■ Work required ■
Go through the listing beneath this task and return every line that carries the string "Bezoek".

+++ Given data

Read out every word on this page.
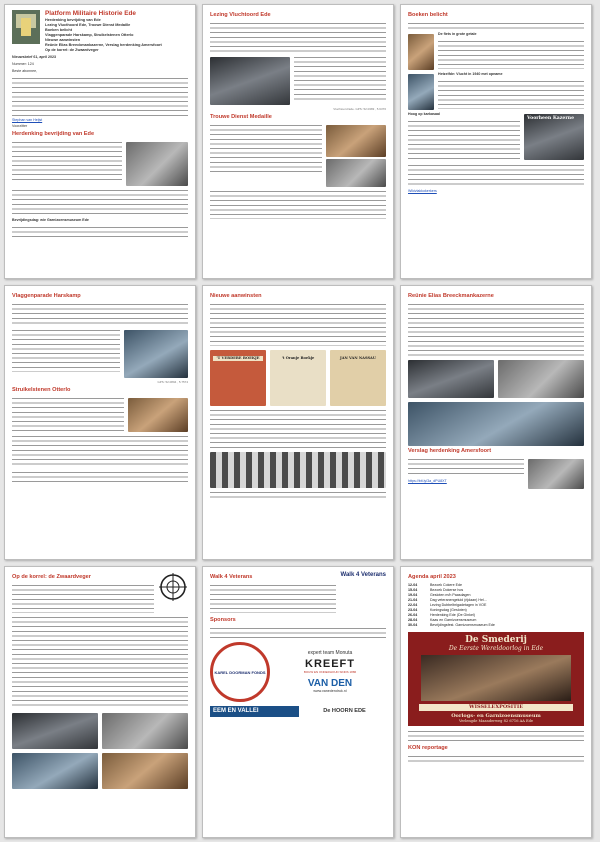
Platform Militaire Historie Ede
Herdenking bevrijding van Ede
Lezing Vlucthoord Ede, Troowe Dienst Medaille
Boeken belicht
Vlaggenparade Harskamp, Struikelstenen Otterlo
Nieuwe aanwinsten
Reünie Elias Breeckmankazerne, Verslag herdenking Amersfoort
Op de korrel: de Zwaardveger
Nieuwsbrief 61, april 2023
Nummer: 124
Beste abonnee,
Stephan van Heijst
Voorzitter
Herdenking bevrijding van Ede
Bevrijdingsdag: wie Garnizoensmuseum Ede
Lezing Vluchtoord Ede
Vluchtoord Ede. GPS: 52.0383 , 5.6376
Trouwe Dienst Medaille
Boeken belicht
De fiets in grote getale
Hetzelfde: Vlucht in 1940 met opname
Hoog op karkasaal
Voorheen Kazerne
Wikivlakkokerkers
Vlaggenparade Harskamp
GPS: 52.0894 , 5.7574
Struikelstenen Otterlo
Nieuwe aanwinsten
'T VERDERE BOEKJE	't Oranje Boekje	JAN VAN NASSAU
Reünie Elias Breeckmankazerne
Verslag herdenking Amersfoort
https://bit.ly/3a_dPU8XT
Op de korrel: de Zwaardveger	Walk 4 Veterans	Walk 4 Veterans
Sponsors
KAREL DOORMAN FONDS
expert team Monuta
KREEFT
BOUW EN ONDERHOUD SINDS 1886
VAN DEN
www.vanedendruk.nl
EEM EN VALLEI	De HOORN EDE
Agenda april 2023
12-04	Bezoek Cokere Ede
15-04	Bezoek Dokerse hos
19-04	Gesloten m/h Paasdagen
21-04	Dag veteranengeluid (rijdaan) Hel...
22-04	Lezing Dubbelbrigadetagen in VOE
23-04	Koningsdag (Gesloten)
26-04	Herdenking Ede (De Ginkel)
28-04	Kaas en Garnizoensmuseum
30-04	Bevrijdingsfest. Garnizoensmuseum Ede
De Smederij
De Eerste Wereldoorlog in Ede
WISSELEXPOSITIE
Oorlogs- en Garnizoensmuseum
Verlengde Maanderweg 82 6716 AA Ede
KON reportage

++++++

■ Task solution ■
12-04	Bezoek Cokere Ede
15-04	Bezoek Dokerse hos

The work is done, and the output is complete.